# [WRITTEN REQUEST]
Reproduce all of the data word for word.

## START INPUT

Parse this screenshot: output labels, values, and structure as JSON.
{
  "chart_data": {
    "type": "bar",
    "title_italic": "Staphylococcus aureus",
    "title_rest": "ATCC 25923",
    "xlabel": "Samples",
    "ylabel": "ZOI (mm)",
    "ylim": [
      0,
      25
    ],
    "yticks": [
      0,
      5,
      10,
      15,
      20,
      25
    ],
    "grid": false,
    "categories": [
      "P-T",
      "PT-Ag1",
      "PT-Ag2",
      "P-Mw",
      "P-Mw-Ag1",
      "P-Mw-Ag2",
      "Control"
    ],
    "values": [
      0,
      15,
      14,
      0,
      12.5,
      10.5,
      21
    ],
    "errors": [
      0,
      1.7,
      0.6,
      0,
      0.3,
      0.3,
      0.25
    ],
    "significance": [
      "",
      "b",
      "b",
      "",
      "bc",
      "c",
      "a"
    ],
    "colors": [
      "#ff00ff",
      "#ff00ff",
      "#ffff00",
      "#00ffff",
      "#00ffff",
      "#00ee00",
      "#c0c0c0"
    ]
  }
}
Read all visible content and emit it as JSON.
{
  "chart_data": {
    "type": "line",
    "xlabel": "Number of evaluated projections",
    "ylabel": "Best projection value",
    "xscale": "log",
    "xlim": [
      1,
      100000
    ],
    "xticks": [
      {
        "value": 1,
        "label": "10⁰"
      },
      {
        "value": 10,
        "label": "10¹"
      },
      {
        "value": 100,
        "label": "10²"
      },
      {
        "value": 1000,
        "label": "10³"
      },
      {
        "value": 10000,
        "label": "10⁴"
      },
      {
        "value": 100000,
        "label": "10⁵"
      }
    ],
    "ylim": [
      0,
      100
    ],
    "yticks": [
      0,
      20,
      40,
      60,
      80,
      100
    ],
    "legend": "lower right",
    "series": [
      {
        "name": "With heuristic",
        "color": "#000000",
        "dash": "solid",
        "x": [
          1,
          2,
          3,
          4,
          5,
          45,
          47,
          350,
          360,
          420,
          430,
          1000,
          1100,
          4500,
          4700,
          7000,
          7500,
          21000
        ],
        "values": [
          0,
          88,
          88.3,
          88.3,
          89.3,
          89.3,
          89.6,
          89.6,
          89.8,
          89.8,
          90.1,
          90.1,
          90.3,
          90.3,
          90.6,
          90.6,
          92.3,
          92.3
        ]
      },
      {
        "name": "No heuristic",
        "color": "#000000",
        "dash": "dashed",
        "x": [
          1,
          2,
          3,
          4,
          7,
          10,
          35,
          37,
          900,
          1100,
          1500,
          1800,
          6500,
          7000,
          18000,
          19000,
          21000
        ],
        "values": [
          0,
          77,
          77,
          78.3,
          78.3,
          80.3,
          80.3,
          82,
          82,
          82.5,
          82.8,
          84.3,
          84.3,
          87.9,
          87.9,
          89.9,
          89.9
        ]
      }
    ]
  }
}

## END INPUT

# [SOLUTION TO THIS PROBLEM]
Parse this screenshot: output labels, values, and structure as JSON.
{
  "chart_data": {
    "type": "bar",
    "title_italic": "Staphylococcus aureus",
    "title_rest": "ATCC 25923",
    "xlabel": "Samples",
    "ylabel": "ZOI (mm)",
    "ylim": [
      0,
      25
    ],
    "yticks": [
      0,
      5,
      10,
      15,
      20,
      25
    ],
    "grid": false,
    "categories": [
      "P-T",
      "PT-Ag1",
      "PT-Ag2",
      "P-Mw",
      "P-Mw-Ag1",
      "P-Mw-Ag2",
      "Control"
    ],
    "values": [
      0,
      15,
      14,
      0,
      12.5,
      10.5,
      21
    ],
    "errors": [
      0,
      1.7,
      0.6,
      0,
      0.3,
      0.3,
      0.25
    ],
    "significance": [
      "",
      "b",
      "b",
      "",
      "bc",
      "c",
      "a"
    ],
    "colors": [
      "#ff00ff",
      "#ff00ff",
      "#ffff00",
      "#00ffff",
      "#00ffff",
      "#00ee00",
      "#c0c0c0"
    ]
  }
}
Read all visible content and emit it as JSON.
{
  "chart_data": {
    "type": "line",
    "xlabel": "Number of evaluated projections",
    "ylabel": "Best projection value",
    "xscale": "log",
    "xlim": [
      1,
      100000
    ],
    "xticks": [
      {
        "value": 1,
        "label": "10⁰"
      },
      {
        "value": 10,
        "label": "10¹"
      },
      {
        "value": 100,
        "label": "10²"
      },
      {
        "value": 1000,
        "label": "10³"
      },
      {
        "value": 10000,
        "label": "10⁴"
      },
      {
        "value": 100000,
        "label": "10⁵"
      }
    ],
    "ylim": [
      0,
      100
    ],
    "yticks": [
      0,
      20,
      40,
      60,
      80,
      100
    ],
    "legend": "lower right",
    "series": [
      {
        "name": "With heuristic",
        "color": "#000000",
        "dash": "solid",
        "x": [
          1,
          2,
          3,
          4,
          5,
          45,
          47,
          350,
          360,
          420,
          430,
          1000,
          1100,
          4500,
          4700,
          7000,
          7500,
          21000
        ],
        "values": [
          0,
          88,
          88.3,
          88.3,
          89.3,
          89.3,
          89.6,
          89.6,
          89.8,
          89.8,
          90.1,
          90.1,
          90.3,
          90.3,
          90.6,
          90.6,
          92.3,
          92.3
        ]
      },
      {
        "name": "No heuristic",
        "color": "#000000",
        "dash": "dashed",
        "x": [
          1,
          2,
          3,
          4,
          7,
          10,
          35,
          37,
          900,
          1100,
          1500,
          1800,
          6500,
          7000,
          18000,
          19000,
          21000
        ],
        "values": [
          0,
          77,
          77,
          78.3,
          78.3,
          80.3,
          80.3,
          82,
          82,
          82.5,
          82.8,
          84.3,
          84.3,
          87.9,
          87.9,
          89.9,
          89.9
        ]
      }
    ]
  }
}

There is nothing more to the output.